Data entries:
◇ ◇ ◇ ◇

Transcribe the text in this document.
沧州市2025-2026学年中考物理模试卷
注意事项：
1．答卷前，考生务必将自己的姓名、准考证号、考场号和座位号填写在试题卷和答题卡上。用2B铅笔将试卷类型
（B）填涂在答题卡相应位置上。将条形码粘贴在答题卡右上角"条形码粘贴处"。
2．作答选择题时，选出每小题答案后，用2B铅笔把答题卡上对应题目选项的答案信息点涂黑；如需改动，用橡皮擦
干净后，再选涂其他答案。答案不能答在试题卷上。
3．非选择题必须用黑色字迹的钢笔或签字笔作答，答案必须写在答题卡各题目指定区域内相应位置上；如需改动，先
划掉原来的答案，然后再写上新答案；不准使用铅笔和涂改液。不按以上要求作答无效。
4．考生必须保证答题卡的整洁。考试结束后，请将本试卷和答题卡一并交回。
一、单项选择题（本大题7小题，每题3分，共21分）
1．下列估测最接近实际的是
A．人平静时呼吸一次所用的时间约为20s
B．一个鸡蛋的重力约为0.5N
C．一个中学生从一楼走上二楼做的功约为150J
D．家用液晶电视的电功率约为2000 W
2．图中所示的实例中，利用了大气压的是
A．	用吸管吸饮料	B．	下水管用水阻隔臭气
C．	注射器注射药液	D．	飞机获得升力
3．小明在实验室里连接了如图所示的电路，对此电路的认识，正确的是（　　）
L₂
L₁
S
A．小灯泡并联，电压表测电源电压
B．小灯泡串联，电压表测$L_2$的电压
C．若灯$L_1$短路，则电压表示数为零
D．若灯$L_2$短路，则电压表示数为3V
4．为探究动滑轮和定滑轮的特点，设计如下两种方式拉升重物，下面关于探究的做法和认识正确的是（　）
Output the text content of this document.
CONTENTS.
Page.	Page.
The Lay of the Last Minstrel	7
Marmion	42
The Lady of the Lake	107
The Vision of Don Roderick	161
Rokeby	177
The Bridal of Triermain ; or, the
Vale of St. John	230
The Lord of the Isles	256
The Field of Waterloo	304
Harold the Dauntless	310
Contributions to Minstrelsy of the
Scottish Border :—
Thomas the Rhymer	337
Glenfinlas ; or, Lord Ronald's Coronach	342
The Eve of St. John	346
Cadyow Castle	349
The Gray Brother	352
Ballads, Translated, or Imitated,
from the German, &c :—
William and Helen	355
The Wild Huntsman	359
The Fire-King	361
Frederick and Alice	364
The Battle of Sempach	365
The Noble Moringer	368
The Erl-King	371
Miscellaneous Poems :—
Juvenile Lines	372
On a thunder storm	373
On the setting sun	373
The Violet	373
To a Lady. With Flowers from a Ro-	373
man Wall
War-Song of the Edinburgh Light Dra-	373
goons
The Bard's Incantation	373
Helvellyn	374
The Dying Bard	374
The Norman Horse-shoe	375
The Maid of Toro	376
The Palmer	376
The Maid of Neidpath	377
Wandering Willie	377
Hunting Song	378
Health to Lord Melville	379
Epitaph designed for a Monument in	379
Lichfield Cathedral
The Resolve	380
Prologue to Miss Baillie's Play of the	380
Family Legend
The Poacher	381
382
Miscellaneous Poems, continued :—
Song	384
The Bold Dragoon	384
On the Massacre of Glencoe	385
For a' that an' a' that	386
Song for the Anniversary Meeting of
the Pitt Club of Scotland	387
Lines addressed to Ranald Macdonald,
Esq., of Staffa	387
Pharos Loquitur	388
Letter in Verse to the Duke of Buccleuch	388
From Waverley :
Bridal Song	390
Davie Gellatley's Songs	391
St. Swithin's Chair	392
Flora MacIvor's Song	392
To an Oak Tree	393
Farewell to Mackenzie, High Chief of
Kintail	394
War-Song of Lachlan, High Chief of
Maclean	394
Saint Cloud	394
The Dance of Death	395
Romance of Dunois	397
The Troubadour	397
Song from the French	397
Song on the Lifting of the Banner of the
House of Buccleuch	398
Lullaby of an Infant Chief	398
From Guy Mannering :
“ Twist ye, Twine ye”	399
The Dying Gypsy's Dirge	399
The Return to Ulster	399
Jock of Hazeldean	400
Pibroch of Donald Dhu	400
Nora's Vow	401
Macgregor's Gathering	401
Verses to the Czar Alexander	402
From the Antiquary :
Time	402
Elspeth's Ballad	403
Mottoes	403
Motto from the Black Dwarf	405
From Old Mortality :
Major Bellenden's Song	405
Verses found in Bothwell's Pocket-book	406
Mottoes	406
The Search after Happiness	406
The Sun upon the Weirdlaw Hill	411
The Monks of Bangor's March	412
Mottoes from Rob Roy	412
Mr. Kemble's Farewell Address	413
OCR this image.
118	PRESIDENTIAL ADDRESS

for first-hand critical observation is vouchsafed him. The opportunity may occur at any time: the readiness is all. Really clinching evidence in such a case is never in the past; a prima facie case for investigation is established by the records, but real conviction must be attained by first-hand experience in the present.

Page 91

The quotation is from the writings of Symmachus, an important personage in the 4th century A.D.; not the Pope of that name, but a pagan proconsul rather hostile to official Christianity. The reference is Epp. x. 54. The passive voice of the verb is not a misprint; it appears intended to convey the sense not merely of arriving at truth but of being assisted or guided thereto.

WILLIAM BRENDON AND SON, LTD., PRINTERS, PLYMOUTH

◇ ◇ ◇ ◇

Locate the lines above that contain "Farewell" and copy them.

(The response):
Farewell to Mackenzie, High Chief of
Mr. Kemble's Farewell Address	413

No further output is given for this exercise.